→ LISTING:
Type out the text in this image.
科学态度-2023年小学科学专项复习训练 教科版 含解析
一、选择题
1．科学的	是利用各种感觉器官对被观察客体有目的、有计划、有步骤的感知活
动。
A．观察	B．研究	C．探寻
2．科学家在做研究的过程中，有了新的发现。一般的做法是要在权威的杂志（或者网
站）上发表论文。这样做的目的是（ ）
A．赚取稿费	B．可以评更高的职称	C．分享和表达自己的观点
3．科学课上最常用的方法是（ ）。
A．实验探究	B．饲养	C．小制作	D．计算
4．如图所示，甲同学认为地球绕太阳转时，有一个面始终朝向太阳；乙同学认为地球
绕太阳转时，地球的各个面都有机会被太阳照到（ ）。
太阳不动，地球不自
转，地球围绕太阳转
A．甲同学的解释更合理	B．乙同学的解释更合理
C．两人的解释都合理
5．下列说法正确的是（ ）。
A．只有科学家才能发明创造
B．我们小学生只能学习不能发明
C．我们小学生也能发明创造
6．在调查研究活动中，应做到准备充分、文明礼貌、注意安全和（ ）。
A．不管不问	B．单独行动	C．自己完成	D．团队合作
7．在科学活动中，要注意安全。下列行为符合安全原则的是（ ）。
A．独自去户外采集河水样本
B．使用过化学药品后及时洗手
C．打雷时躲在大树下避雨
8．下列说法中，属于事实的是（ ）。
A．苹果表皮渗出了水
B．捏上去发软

→ WHAT NEEDS TO BE DONE: Quote all the records. Keep every word exact.

→ WRITTEN REPLY:
Type out the text in this image.
科学态度-2023年小学科学专项复习训练 教科版 含解析
一、选择题
1．科学的	是利用各种感觉器官对被观察客体有目的、有计划、有步骤的感知活
动。
A．观察	B．研究	C．探寻
2．科学家在做研究的过程中，有了新的发现。一般的做法是要在权威的杂志（或者网
站）上发表论文。这样做的目的是（ ）
A．赚取稿费	B．可以评更高的职称	C．分享和表达自己的观点
3．科学课上最常用的方法是（ ）。
A．实验探究	B．饲养	C．小制作	D．计算
4．如图所示，甲同学认为地球绕太阳转时，有一个面始终朝向太阳；乙同学认为地球
绕太阳转时，地球的各个面都有机会被太阳照到（ ）。
太阳不动，地球不自
转，地球围绕太阳转
A．甲同学的解释更合理	B．乙同学的解释更合理
C．两人的解释都合理
5．下列说法正确的是（ ）。
A．只有科学家才能发明创造
B．我们小学生只能学习不能发明
C．我们小学生也能发明创造
6．在调查研究活动中，应做到准备充分、文明礼貌、注意安全和（ ）。
A．不管不问	B．单独行动	C．自己完成	D．团队合作
7．在科学活动中，要注意安全。下列行为符合安全原则的是（ ）。
A．独自去户外采集河水样本
B．使用过化学药品后及时洗手
C．打雷时躲在大树下避雨
8．下列说法中，属于事实的是（ ）。
A．苹果表皮渗出了水
B．捏上去发软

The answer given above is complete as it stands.